■ Instruction: Extract the listing in its entirety, keeping each line identical to the original.

■ Source material:

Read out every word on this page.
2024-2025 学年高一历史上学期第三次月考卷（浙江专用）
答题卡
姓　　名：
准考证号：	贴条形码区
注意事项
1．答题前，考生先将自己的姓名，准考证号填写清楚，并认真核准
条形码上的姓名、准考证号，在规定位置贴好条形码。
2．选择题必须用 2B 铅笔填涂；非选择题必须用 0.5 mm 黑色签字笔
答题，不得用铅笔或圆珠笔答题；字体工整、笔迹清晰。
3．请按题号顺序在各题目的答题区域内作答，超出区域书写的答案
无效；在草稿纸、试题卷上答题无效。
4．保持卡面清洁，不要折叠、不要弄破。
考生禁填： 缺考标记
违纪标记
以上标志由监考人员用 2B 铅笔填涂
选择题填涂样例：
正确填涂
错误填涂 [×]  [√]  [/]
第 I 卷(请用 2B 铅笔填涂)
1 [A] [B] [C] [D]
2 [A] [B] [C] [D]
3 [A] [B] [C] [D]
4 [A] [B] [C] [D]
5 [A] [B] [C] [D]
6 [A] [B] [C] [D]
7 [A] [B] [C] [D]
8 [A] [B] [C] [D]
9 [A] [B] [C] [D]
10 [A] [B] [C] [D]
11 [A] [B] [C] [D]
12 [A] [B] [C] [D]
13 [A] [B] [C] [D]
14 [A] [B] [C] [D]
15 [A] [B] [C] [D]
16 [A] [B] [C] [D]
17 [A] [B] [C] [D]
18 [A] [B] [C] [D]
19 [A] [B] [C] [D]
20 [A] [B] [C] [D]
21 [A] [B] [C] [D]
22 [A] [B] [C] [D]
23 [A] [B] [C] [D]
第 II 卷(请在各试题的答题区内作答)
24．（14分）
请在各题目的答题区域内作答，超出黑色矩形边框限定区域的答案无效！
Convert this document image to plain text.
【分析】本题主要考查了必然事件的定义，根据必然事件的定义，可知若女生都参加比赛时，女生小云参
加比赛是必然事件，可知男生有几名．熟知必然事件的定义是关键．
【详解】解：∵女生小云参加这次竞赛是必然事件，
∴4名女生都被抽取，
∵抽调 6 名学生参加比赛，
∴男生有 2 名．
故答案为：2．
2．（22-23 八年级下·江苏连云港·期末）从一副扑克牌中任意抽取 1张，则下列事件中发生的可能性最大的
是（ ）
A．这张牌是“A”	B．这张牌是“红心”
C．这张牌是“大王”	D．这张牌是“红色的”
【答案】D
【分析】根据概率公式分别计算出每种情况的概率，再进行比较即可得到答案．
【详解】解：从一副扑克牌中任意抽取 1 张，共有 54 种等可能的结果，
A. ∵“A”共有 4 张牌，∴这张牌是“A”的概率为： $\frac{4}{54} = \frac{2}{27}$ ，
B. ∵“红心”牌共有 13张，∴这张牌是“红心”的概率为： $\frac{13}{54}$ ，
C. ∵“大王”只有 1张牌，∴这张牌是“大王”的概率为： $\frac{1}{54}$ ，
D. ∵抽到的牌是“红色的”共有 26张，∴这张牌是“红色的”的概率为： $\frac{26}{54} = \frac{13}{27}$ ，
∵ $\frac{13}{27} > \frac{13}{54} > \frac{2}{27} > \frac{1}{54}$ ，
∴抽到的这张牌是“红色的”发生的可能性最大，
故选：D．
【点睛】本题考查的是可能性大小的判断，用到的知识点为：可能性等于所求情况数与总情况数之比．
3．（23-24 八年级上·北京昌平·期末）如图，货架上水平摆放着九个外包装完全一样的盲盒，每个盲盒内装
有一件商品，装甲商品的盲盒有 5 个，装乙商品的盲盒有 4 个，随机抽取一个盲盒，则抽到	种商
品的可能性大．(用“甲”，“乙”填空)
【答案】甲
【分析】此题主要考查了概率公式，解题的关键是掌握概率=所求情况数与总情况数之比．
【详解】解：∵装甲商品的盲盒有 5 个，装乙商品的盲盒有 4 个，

■ Answer to the exercise:
Read out every word on this page.
2024-2025 学年高一历史上学期第三次月考卷（浙江专用）
答题卡
姓　　名：
准考证号：	贴条形码区
注意事项
1．答题前，考生先将自己的姓名，准考证号填写清楚，并认真核准
条形码上的姓名、准考证号，在规定位置贴好条形码。
2．选择题必须用 2B 铅笔填涂；非选择题必须用 0.5 mm 黑色签字笔
答题，不得用铅笔或圆珠笔答题；字体工整、笔迹清晰。
3．请按题号顺序在各题目的答题区域内作答，超出区域书写的答案
无效；在草稿纸、试题卷上答题无效。
4．保持卡面清洁，不要折叠、不要弄破。
考生禁填： 缺考标记
违纪标记
以上标志由监考人员用 2B 铅笔填涂
选择题填涂样例：
正确填涂
错误填涂 [×]  [√]  [/]
第 I 卷(请用 2B 铅笔填涂)
1 [A] [B] [C] [D]
2 [A] [B] [C] [D]
3 [A] [B] [C] [D]
4 [A] [B] [C] [D]
5 [A] [B] [C] [D]
6 [A] [B] [C] [D]
7 [A] [B] [C] [D]
8 [A] [B] [C] [D]
9 [A] [B] [C] [D]
10 [A] [B] [C] [D]
11 [A] [B] [C] [D]
12 [A] [B] [C] [D]
13 [A] [B] [C] [D]
14 [A] [B] [C] [D]
15 [A] [B] [C] [D]
16 [A] [B] [C] [D]
17 [A] [B] [C] [D]
18 [A] [B] [C] [D]
19 [A] [B] [C] [D]
20 [A] [B] [C] [D]
21 [A] [B] [C] [D]
22 [A] [B] [C] [D]
23 [A] [B] [C] [D]
第 II 卷(请在各试题的答题区内作答)
24．（14分）
请在各题目的答题区域内作答，超出黑色矩形边框限定区域的答案无效！
Convert this document image to plain text.
【分析】本题主要考查了必然事件的定义，根据必然事件的定义，可知若女生都参加比赛时，女生小云参
加比赛是必然事件，可知男生有几名．熟知必然事件的定义是关键．
【详解】解：∵女生小云参加这次竞赛是必然事件，
∴4名女生都被抽取，
∵抽调 6 名学生参加比赛，
∴男生有 2 名．
故答案为：2．
2．（22-23 八年级下·江苏连云港·期末）从一副扑克牌中任意抽取 1张，则下列事件中发生的可能性最大的
是（ ）
A．这张牌是“A”	B．这张牌是“红心”
C．这张牌是“大王”	D．这张牌是“红色的”
【答案】D
【分析】根据概率公式分别计算出每种情况的概率，再进行比较即可得到答案．
【详解】解：从一副扑克牌中任意抽取 1 张，共有 54 种等可能的结果，
A. ∵“A”共有 4 张牌，∴这张牌是“A”的概率为： $\frac{4}{54} = \frac{2}{27}$ ，
B. ∵“红心”牌共有 13张，∴这张牌是“红心”的概率为： $\frac{13}{54}$ ，
C. ∵“大王”只有 1张牌，∴这张牌是“大王”的概率为： $\frac{1}{54}$ ，
D. ∵抽到的牌是“红色的”共有 26张，∴这张牌是“红色的”的概率为： $\frac{26}{54} = \frac{13}{27}$ ，
∵ $\frac{13}{27} > \frac{13}{54} > \frac{2}{27} > \frac{1}{54}$ ，
∴抽到的这张牌是“红色的”发生的可能性最大，
故选：D．
【点睛】本题考查的是可能性大小的判断，用到的知识点为：可能性等于所求情况数与总情况数之比．
3．（23-24 八年级上·北京昌平·期末）如图，货架上水平摆放着九个外包装完全一样的盲盒，每个盲盒内装
有一件商品，装甲商品的盲盒有 5 个，装乙商品的盲盒有 4 个，随机抽取一个盲盒，则抽到	种商
品的可能性大．(用“甲”，“乙”填空)
【答案】甲
【分析】此题主要考查了概率公式，解题的关键是掌握概率=所求情况数与总情况数之比．
【详解】解：∵装甲商品的盲盒有 5 个，装乙商品的盲盒有 4 个，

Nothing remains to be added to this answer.